===== Texte à lire
Dans cet exemple, il ne faut pas se demander pourquoi le héros est tombé amoureux de cet autre personnage (cela peut faire l’objet de l’incident déclencheur) mais pourquoi craint-il que la compétition dans laquelle il est engagé contre l’antagoniste risque de ruiner sa vie et ses amours s’il continue ?
Les expériences que nous vivons créent des habitudes en nous. Ces expériences permettent de résoudre des situations similaires lorsqu’elles nous adviennent. Mais lorsque quelque chose de nouveau survient, on applique désespérément des solutions qui appartiennent à d’autres circonstances et conditions et l’échec est assuré.
Pour notre héros, c’est dans son passé (c’est le lieu commun) que nous trouverons quelques pistes pour éclairer ses peurs actuelles. Son père a toujours été un modèle pour lui. C’était un homme doué pour la compétition et il a appris à son fils que la vie était elle-même une compétition qu’il fallait emporter ou mourir.
Le héros suit donc les préceptes que son mentor de père lui a inculqués. L’éducation doit forger les âmes et l’intelligence pour que les individus soient libres.
C’est ainsi que le héros en est venu à questionner le concept même de compétition et qu’il a développé cette peur de perdre l’amour de l’autre personnage (une passion qui lui importe davantage) s’il persistait dans ce qu’il considère déjà comme une erreur (ou un mensonge selon le point de vue de l’auteur).
La relation évolue
La relation entre le héros et cet autre personnage n’est cependant pas restée figée dans le temps. Cet autre personnage a bien conscience de l’amour que lui porte le héros mais lui-même craint que si le héros ne va pas au bout de son objectif (l’objet du désir du héros dans cette histoire est de vaincre l’antagoniste en remportant l’objet de la compétition comme par exemple une sérieuse avancée dans la carrière du héros), cet autre personnage se sentirait coupable d’avoir incité le héros à préférer l’échec de son objectif et à favoriser son amour.
==========
===== Données fournies
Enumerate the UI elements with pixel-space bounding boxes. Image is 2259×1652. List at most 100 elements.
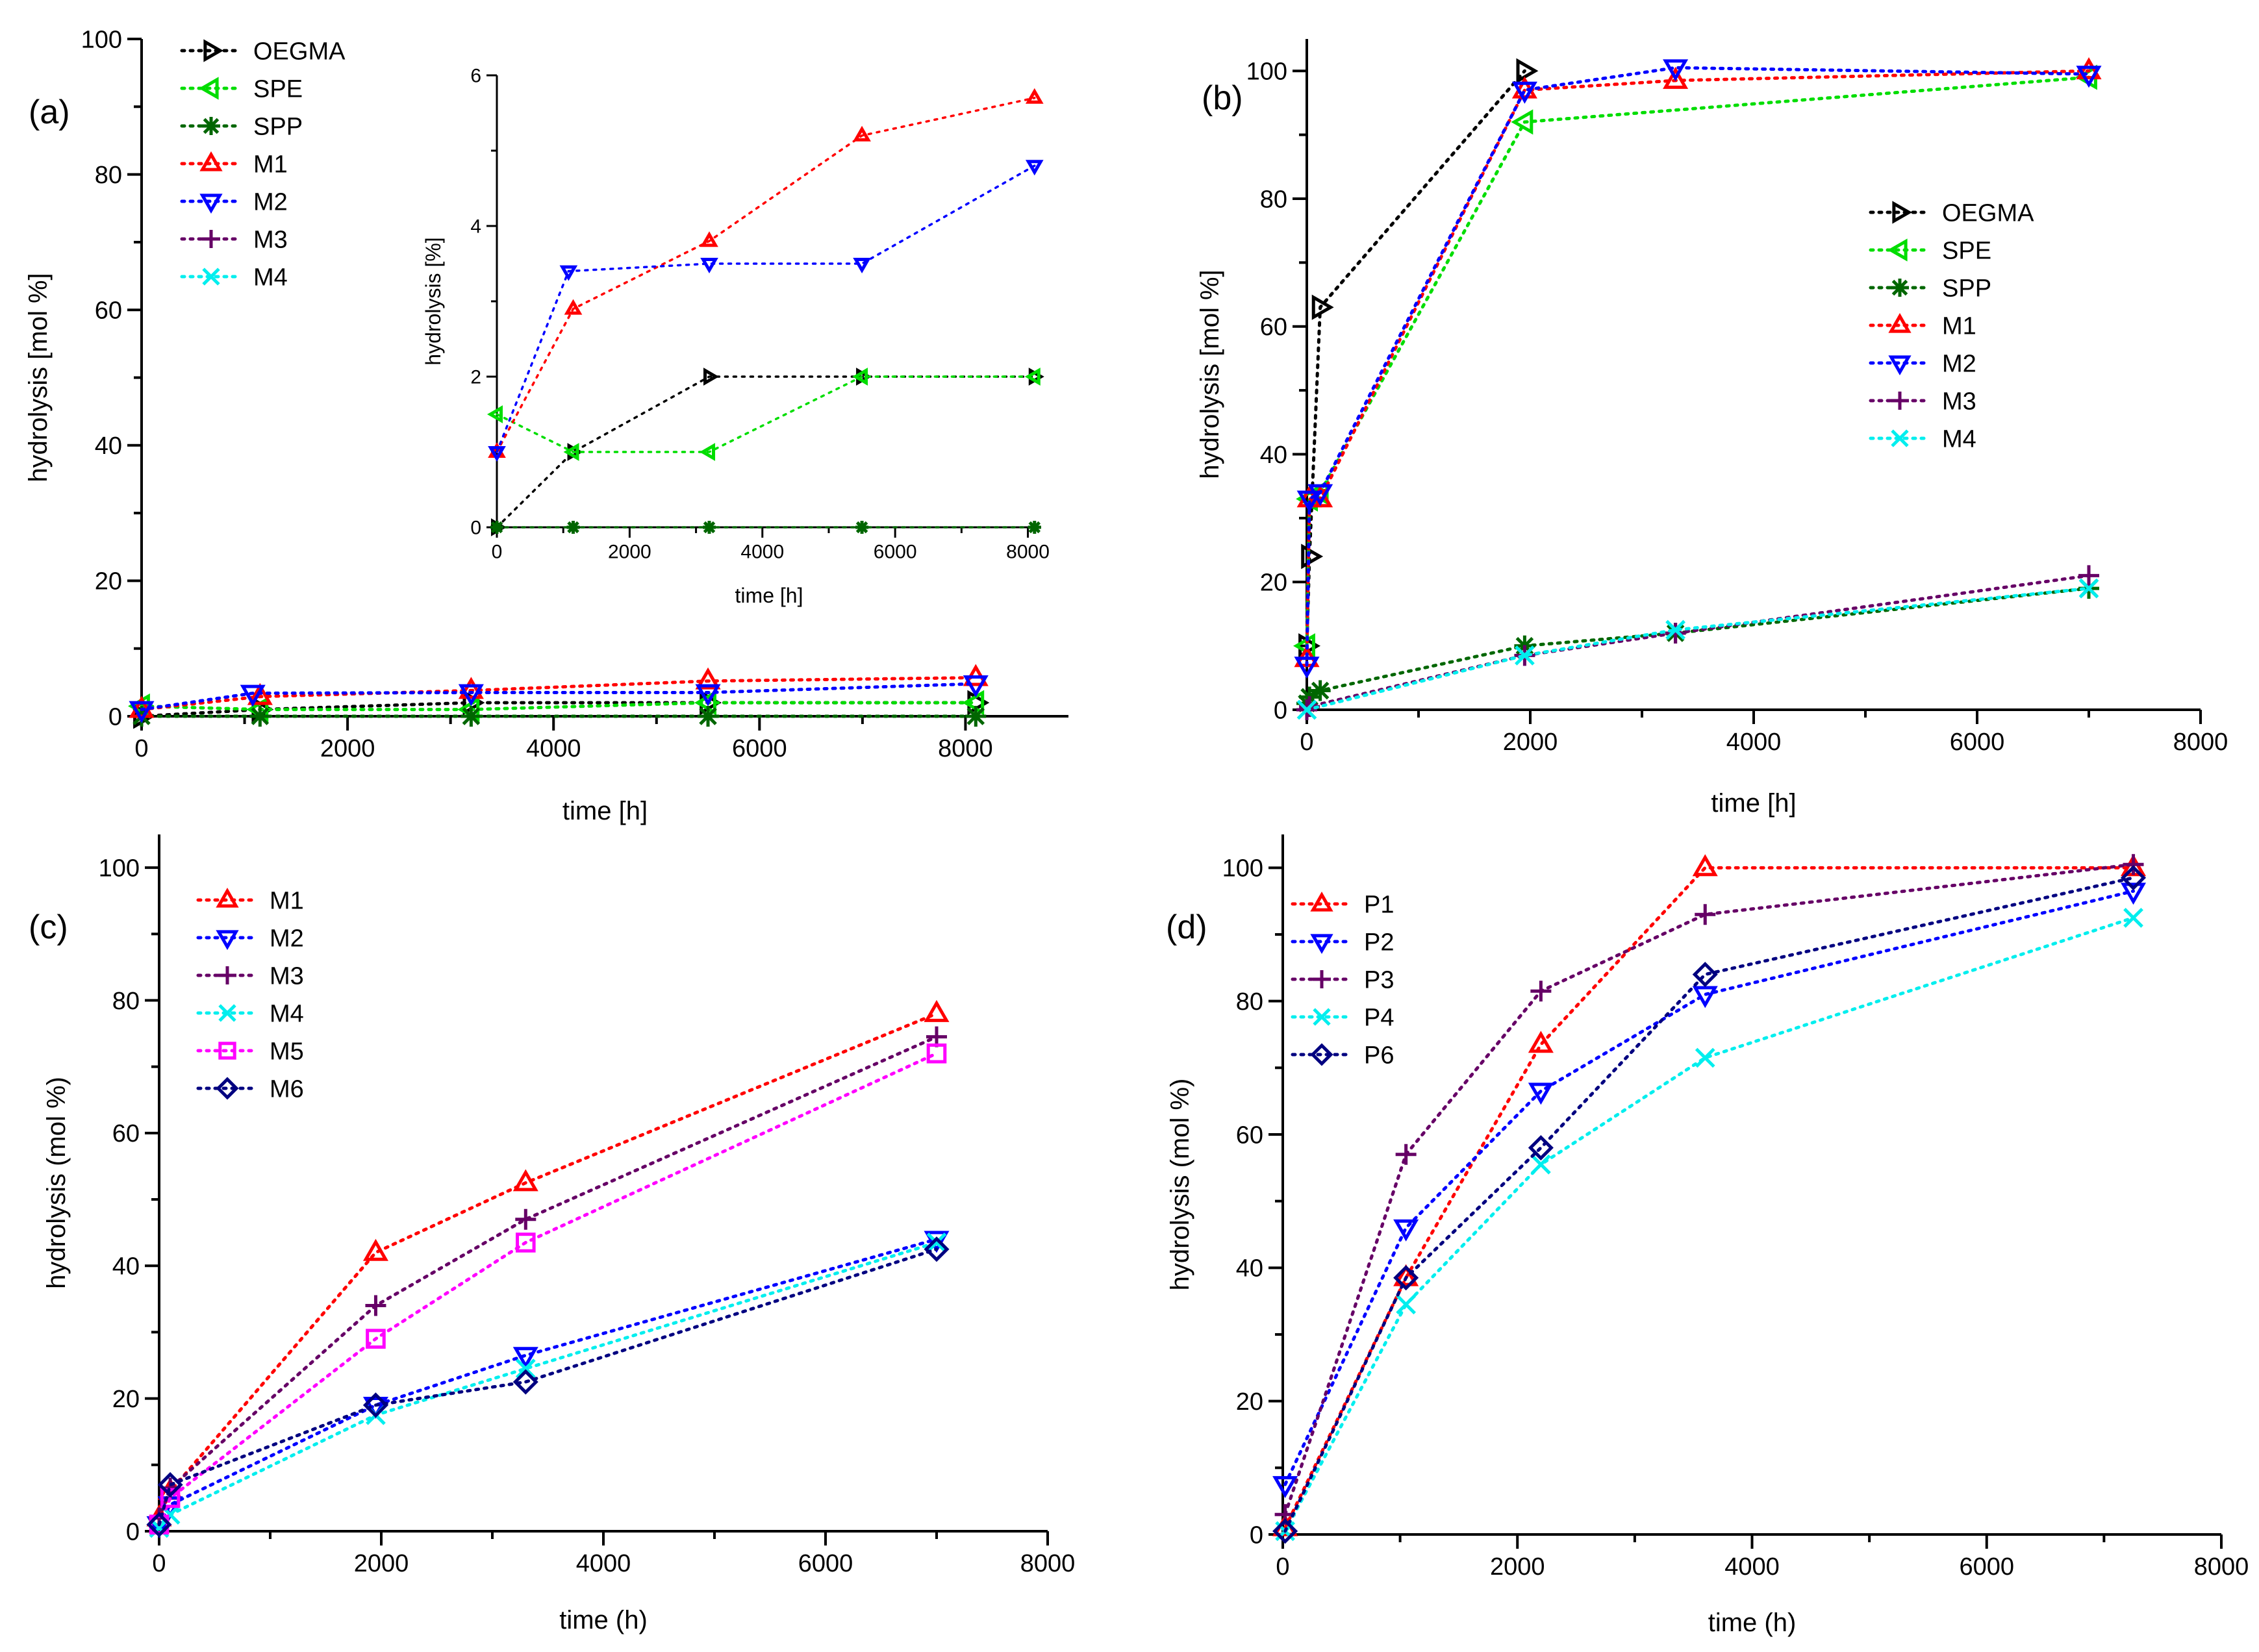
panel-b-point-m4 [2078,578,2099,599]
panel-a-panel-label: (a) [29,94,70,131]
panel-a-legend-marker-m1 [199,151,223,171]
panel-a-inset-point-m2 [700,258,718,274]
panel-b-point-spe [1511,109,1533,135]
panel-c-point-m3 [365,1295,386,1316]
panel-a-legend-marker-spp [202,117,220,135]
panel-d-series-line-p6 [1283,876,2136,1533]
panel-c-legend-label-m6: M6 [270,1076,304,1103]
panel-a-y-tick-label: 20 [95,568,122,595]
panel-a-point-m2 [695,684,721,707]
panel-c-series-line-m5 [157,1051,939,1527]
panel-c-point-m6 [157,1471,183,1498]
panel-d-point-p2 [2121,882,2147,905]
panel-d-legend-label-p2: P2 [1364,929,1394,957]
panel-a-series-line-m1 [140,676,978,712]
panel-c-y-tick-label: 0 [126,1518,140,1546]
panel-a-inset-series-line-spe [496,375,1036,453]
panel-b-point-m2 [1511,81,1537,104]
panel-c-x-tick-label: 4000 [576,1550,631,1577]
panel-c-x-tick-label: 6000 [798,1550,853,1577]
panel-d-legend-marker-p3 [1313,970,1331,988]
panel-c-point-m6 [146,1512,172,1538]
panel-d-x-axis-label: time (h) [1708,1608,1797,1637]
panel-a-inset-point-m1 [853,125,871,142]
panel-c-point-m1 [924,999,950,1022]
panel-c-point-m4 [515,1358,536,1379]
panel-c-x-tick-label: 2000 [354,1550,409,1577]
panel-a-point-m1 [458,677,484,699]
panel-a-point-m1 [129,695,155,718]
panel-b-legend-marker-m4 [1891,429,1909,447]
panel-d-point-p4 [2123,907,2143,928]
panel-d-x-tick-label: 0 [1276,1553,1289,1581]
panel-d-y-tick-label: 80 [1236,988,1263,1016]
panel-a-inset-point-spp [1028,521,1041,534]
panel-b-legend-label-m3: M3 [1942,388,1976,416]
panel-b-point-spp [1309,680,1331,701]
panel-b-y-tick-label: 0 [1274,697,1287,724]
panel-d-legend-label-p4: P4 [1364,1005,1394,1032]
panel-b-panel-label: (b) [1202,79,1243,117]
panel-a-inset-point-m1 [564,299,583,315]
panel-c-legend-marker-m3 [218,966,236,984]
panel-d-point-p1 [1393,1264,1419,1286]
panel-b-legend-label-m4: M4 [1942,426,1976,453]
panel-a-inset-point-m2 [853,258,871,274]
panel-d-point-p6 [1272,1518,1298,1544]
panel-a-y-tick-label: 0 [108,703,122,731]
panel-b-series-line-oegma [1305,69,1526,648]
panel-c-point-m6 [924,1236,950,1262]
panel-d-point-p2 [1528,1083,1554,1105]
panel-c-point-m6 [362,1392,388,1418]
panel-b-point-oegma [1516,58,1539,84]
panel-a-x-axis-label: time [h] [562,797,648,825]
panel-a-y-tick-label: 40 [95,432,122,460]
panel-c-x-tick-label: 0 [152,1550,166,1577]
panel-d-legend-marker-p2 [1310,934,1333,955]
panel-b-point-m2 [1307,484,1333,507]
panel-b-y-tick-label: 20 [1260,569,1287,597]
panel-b: 0 2000 4000 6000 8000 0 20 40 60 80 100 time [h] hyd… [1196,39,2228,818]
panel-a-inset-series-line-m1 [496,97,1036,453]
panel-d-point-p6 [1692,962,1718,988]
panel-a-point-spp [461,706,482,727]
panel-b-point-m3 [2078,565,2099,586]
panel-a-inset-series-line-m2 [496,164,1036,453]
panel-d-legend-marker-p4 [1313,1008,1331,1026]
panel-b-legend-label-m1: M1 [1942,313,1976,340]
panel-c-point-m4 [926,1233,947,1253]
panel-a-inset-point-spp [703,521,716,534]
panel-a-inset-point-m2 [1025,160,1044,176]
panel-c-legend-label-m1: M1 [270,888,304,915]
panel-c-point-m5 [366,1329,386,1349]
panel-c-x-tick-label: 8000 [1020,1550,1076,1577]
panel-a-y-tick-label: 100 [81,26,122,53]
panel-c-series-line-m2 [157,1237,939,1527]
panel-a-inset-point-spp [855,521,869,534]
panel-a-x-tick-label: 0 [134,735,148,762]
panel-a-x-tick-label: 4000 [526,735,581,762]
panel-a-inset-point-m1 [1025,88,1044,104]
panel-d-panel-label: (d) [1166,908,1207,946]
panel-b-legend-marker-spp [1891,279,1909,297]
panel-b-legend-marker-m3 [1891,392,1909,410]
panel-a-y-axis-label: hydrolysis [mol %] [24,273,53,482]
panel-d-y-axis-label: hydrolysis (mol %) [1166,1079,1194,1291]
panel-d-legend-marker-p1 [1310,891,1333,912]
panel-d-legend-label-p6: P6 [1364,1042,1394,1070]
panel-a-point-spp [698,706,719,727]
panel-c-y-axis-label: hydrolysis (mol %) [42,1077,71,1289]
panel-b-legend-marker-spe [1887,238,1908,262]
panel-c-point-m1 [362,1238,388,1261]
panel-a-point-m2 [129,701,155,723]
panel-d-x-tick-label: 6000 [1959,1553,2014,1581]
panel-a-inset-point-spe [563,443,579,461]
panel-c-legend-marker-m6 [216,1077,239,1100]
panel-c-legend-label-m4: M4 [270,1001,304,1028]
panel-b-x-tick-label: 6000 [1950,729,2005,756]
panel-d: 0 2000 4000 6000 8000 0 20 40 60 80 100 time (h) hyd… [1166,834,2249,1637]
panel-a-point-m2 [458,684,484,707]
panel-d-legend-label-p1: P1 [1364,892,1394,919]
==========
Consignes:
A - Relevez toutes les précisions placées entre parenthèses dans le texte sur les peurs du héros, dans leur ordre d'apparition et sans les parenthèses.
B - Citez le passage du texte sur les peurs du héros qui va de « Dans cet exemple, il » jusqu'à « s’il continue ? » inclus.

Résultats:
A -
- cela peut faire l’objet de l’incident déclencheur
- c’est le lieu commun
- une passion qui lui importe davantage
- ou un mensonge selon le point de vue de l’auteur
- l’objet du désir du héros dans cette histoire est de vaincre l’antagoniste en remportant l’objet de la compétition comme par exemple une sérieuse avancée dans la carrière du héros

B -
Dans cet exemple, il ne faut pas se demander pourquoi le héros est tombé amoureux de cet autre personnage (cela peut faire l’objet de l’incident déclencheur) mais pourquoi craint-il que la compétition dans laquelle il est engagé contre l’antagoniste risque de ruiner sa vie et ses amours s’il continue ?